Task material =>
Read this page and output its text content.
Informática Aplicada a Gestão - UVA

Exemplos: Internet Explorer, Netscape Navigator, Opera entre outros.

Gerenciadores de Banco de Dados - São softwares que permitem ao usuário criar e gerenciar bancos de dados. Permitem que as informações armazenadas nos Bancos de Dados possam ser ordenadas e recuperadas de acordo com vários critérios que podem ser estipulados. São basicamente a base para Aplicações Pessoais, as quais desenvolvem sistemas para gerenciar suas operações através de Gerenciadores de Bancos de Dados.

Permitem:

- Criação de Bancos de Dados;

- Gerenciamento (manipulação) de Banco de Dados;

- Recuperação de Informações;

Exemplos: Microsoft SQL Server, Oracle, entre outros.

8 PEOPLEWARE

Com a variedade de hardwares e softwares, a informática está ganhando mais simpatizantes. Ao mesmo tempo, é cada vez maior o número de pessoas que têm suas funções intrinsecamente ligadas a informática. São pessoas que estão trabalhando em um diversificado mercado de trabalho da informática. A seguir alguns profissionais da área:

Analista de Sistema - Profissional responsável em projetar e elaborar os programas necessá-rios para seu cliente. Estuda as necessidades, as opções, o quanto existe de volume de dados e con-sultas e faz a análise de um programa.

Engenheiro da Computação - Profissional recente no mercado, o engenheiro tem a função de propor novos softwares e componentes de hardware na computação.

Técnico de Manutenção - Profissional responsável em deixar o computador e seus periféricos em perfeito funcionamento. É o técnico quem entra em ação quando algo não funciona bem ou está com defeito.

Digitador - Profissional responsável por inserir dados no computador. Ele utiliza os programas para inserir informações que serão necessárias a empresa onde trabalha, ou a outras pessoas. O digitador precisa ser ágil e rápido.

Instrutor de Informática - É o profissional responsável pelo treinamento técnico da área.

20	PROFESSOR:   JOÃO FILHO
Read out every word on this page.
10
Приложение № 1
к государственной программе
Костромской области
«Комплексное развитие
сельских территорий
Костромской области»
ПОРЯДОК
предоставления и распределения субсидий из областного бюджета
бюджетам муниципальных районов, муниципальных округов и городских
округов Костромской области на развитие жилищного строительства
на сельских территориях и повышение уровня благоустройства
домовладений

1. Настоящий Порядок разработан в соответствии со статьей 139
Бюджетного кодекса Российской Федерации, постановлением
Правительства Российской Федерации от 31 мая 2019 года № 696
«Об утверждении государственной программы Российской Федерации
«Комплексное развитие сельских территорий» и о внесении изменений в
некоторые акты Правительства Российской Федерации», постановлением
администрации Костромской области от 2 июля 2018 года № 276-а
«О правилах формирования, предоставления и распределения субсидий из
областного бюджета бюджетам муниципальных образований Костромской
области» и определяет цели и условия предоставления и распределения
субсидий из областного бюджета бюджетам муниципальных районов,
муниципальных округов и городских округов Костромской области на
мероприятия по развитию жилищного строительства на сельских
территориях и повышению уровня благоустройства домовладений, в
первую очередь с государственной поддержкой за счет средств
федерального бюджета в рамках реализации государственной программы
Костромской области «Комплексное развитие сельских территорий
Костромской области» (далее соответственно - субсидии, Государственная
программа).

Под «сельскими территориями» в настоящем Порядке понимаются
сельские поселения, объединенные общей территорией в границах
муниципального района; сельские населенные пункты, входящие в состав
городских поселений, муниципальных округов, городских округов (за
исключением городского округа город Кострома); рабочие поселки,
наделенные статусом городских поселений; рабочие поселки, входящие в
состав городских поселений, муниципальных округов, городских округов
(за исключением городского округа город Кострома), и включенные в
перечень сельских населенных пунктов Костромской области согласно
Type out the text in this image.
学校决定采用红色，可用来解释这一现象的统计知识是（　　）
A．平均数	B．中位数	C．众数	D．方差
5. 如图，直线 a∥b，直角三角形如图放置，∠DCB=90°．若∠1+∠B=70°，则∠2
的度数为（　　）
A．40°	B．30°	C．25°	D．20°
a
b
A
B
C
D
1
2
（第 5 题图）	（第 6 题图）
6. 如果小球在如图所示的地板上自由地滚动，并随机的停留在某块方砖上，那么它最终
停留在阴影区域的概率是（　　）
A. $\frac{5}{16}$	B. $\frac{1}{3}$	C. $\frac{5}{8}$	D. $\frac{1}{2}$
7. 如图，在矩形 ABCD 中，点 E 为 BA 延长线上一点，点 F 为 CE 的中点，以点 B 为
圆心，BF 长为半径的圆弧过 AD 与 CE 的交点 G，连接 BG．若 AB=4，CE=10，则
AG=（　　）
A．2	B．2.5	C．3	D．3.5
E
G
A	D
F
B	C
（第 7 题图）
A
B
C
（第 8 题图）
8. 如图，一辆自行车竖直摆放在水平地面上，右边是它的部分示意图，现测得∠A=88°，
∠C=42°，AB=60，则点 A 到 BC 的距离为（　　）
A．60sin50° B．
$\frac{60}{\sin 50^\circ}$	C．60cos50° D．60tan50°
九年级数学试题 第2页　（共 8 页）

Stated goal =>
Your task is to reproduce, exactly and exclusively, the lines from the one holding "Type out the text in this image." through the final line of the listing.

Solution for this exercise =>
Type out the text in this image.
学校决定采用红色，可用来解释这一现象的统计知识是（　　）
A．平均数	B．中位数	C．众数	D．方差
5. 如图，直线 a∥b，直角三角形如图放置，∠DCB=90°．若∠1+∠B=70°，则∠2
的度数为（　　）
A．40°	B．30°	C．25°	D．20°
a
b
A
B
C
D
1
2
（第 5 题图）	（第 6 题图）
6. 如果小球在如图所示的地板上自由地滚动，并随机的停留在某块方砖上，那么它最终
停留在阴影区域的概率是（　　）
A. $\frac{5}{16}$	B. $\frac{1}{3}$	C. $\frac{5}{8}$	D. $\frac{1}{2}$
7. 如图，在矩形 ABCD 中，点 E 为 BA 延长线上一点，点 F 为 CE 的中点，以点 B 为
圆心，BF 长为半径的圆弧过 AD 与 CE 的交点 G，连接 BG．若 AB=4，CE=10，则
AG=（　　）
A．2	B．2.5	C．3	D．3.5
E
G
A	D
F
B	C
（第 7 题图）
A
B
C
（第 8 题图）
8. 如图，一辆自行车竖直摆放在水平地面上，右边是它的部分示意图，现测得∠A=88°，
∠C=42°，AB=60，则点 A 到 BC 的距离为（　　）
A．60sin50° B．
$\frac{60}{\sin 50^\circ}$	C．60cos50° D．60tan50°
九年级数学试题 第2页　（共 8 页）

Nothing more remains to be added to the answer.